Information shown:
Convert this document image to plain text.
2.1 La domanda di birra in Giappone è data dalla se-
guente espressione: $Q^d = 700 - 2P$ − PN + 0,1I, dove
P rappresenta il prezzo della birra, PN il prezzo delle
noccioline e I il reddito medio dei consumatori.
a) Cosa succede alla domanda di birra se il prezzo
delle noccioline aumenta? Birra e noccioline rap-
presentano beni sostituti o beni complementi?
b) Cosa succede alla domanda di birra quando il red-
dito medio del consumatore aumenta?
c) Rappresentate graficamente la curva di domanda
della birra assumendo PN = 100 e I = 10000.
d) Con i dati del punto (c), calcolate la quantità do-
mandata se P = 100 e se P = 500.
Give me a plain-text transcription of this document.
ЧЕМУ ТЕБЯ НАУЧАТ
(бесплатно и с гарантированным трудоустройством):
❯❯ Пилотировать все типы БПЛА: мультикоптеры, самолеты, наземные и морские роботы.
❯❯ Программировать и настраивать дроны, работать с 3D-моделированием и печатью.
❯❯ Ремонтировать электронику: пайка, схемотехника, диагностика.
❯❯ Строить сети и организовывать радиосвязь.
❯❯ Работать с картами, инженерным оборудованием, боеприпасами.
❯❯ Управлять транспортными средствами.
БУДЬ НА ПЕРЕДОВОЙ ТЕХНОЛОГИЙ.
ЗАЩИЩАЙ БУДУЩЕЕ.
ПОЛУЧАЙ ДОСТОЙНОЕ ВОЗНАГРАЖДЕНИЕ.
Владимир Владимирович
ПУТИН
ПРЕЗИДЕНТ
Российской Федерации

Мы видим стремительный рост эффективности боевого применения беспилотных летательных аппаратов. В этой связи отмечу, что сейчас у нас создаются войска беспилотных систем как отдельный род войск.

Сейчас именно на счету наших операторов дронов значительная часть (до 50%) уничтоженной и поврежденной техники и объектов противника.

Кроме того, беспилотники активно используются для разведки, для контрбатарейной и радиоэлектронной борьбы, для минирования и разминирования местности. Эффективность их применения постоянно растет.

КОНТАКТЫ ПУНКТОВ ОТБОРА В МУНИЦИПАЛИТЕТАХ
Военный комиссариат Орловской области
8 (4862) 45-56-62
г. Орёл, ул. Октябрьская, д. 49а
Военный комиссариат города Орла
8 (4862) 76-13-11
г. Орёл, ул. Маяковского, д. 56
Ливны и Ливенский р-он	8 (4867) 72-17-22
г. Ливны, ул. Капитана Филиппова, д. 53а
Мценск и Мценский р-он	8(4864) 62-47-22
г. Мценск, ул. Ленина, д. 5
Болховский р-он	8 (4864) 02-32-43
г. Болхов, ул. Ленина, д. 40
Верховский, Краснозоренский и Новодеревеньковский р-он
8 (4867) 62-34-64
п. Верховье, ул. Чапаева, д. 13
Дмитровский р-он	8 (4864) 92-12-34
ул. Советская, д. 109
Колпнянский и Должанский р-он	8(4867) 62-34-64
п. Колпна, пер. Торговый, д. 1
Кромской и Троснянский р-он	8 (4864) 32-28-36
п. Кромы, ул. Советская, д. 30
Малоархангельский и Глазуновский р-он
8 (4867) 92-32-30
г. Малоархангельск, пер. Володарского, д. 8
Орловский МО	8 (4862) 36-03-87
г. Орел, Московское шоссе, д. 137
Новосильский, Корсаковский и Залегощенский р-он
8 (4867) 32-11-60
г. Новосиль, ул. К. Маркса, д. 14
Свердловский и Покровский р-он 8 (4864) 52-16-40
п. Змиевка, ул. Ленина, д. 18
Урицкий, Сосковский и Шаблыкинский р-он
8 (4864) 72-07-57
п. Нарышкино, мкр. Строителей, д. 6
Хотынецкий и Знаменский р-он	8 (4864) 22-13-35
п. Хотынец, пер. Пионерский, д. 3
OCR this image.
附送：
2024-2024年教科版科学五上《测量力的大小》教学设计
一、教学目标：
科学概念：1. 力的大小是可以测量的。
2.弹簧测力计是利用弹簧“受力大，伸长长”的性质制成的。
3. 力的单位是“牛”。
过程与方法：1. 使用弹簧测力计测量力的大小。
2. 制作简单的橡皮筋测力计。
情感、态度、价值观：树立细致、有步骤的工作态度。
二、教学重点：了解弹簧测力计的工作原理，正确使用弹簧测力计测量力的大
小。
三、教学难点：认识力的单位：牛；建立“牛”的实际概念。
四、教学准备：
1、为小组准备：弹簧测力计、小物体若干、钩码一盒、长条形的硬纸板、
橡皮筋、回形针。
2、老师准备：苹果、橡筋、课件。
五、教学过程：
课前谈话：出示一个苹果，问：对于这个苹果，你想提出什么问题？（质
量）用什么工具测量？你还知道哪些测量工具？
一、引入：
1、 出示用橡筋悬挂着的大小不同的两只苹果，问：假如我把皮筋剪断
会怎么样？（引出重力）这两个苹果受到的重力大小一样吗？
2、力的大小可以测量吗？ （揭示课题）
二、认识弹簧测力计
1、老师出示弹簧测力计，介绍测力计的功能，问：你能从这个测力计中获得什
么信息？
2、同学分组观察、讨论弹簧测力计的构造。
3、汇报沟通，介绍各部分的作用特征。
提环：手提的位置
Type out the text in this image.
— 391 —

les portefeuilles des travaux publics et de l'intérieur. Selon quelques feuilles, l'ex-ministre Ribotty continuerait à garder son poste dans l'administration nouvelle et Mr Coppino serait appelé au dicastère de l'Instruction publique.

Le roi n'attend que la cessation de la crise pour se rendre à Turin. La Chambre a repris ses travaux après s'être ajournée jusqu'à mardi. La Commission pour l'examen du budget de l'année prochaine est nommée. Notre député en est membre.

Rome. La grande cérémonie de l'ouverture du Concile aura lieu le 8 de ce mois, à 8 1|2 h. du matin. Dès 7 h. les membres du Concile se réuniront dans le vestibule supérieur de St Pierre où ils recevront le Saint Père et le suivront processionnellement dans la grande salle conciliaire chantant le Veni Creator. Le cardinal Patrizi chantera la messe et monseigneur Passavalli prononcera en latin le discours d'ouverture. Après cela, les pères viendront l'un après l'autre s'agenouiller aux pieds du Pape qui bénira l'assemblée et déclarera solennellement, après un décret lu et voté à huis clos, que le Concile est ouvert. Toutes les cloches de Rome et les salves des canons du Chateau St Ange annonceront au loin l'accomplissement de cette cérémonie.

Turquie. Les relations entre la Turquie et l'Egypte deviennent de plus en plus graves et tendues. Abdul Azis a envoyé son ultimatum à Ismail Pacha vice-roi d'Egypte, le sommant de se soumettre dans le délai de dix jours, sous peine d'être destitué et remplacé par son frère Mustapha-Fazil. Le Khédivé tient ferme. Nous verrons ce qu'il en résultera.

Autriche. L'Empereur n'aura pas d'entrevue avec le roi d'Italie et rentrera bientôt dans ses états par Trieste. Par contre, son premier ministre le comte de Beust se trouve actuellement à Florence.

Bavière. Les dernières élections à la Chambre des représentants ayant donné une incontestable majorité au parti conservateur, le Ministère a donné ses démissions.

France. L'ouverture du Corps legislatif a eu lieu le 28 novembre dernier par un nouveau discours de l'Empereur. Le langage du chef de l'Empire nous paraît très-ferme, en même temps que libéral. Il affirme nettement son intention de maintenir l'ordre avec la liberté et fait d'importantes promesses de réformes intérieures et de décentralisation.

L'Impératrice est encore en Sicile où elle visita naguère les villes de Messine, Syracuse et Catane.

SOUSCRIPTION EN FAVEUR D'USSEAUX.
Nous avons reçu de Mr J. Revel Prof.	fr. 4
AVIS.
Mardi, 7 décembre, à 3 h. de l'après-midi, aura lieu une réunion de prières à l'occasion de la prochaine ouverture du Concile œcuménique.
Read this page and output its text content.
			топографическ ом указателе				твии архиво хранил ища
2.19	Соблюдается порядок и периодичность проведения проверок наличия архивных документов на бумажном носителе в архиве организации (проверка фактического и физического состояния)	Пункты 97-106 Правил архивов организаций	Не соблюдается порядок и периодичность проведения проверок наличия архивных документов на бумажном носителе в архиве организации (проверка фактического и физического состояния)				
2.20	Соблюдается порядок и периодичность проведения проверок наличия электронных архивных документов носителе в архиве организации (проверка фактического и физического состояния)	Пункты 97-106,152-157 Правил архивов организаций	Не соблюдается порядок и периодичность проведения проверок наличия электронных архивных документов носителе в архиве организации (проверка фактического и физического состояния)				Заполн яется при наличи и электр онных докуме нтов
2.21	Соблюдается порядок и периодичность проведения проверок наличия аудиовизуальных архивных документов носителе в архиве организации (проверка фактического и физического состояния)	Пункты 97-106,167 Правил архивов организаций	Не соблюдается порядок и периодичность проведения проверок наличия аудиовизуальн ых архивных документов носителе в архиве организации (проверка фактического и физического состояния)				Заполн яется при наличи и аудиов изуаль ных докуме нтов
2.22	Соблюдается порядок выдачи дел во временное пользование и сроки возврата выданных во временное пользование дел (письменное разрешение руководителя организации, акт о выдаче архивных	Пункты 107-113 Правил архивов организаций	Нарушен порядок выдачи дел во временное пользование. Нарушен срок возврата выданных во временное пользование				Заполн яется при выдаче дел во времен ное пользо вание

Your instructions:
Copy each line that holds the word "succede".

Problem solution:
a) Cosa succede alla domanda di birra se il prezzo
b) Cosa succede alla domanda di birra quando il red-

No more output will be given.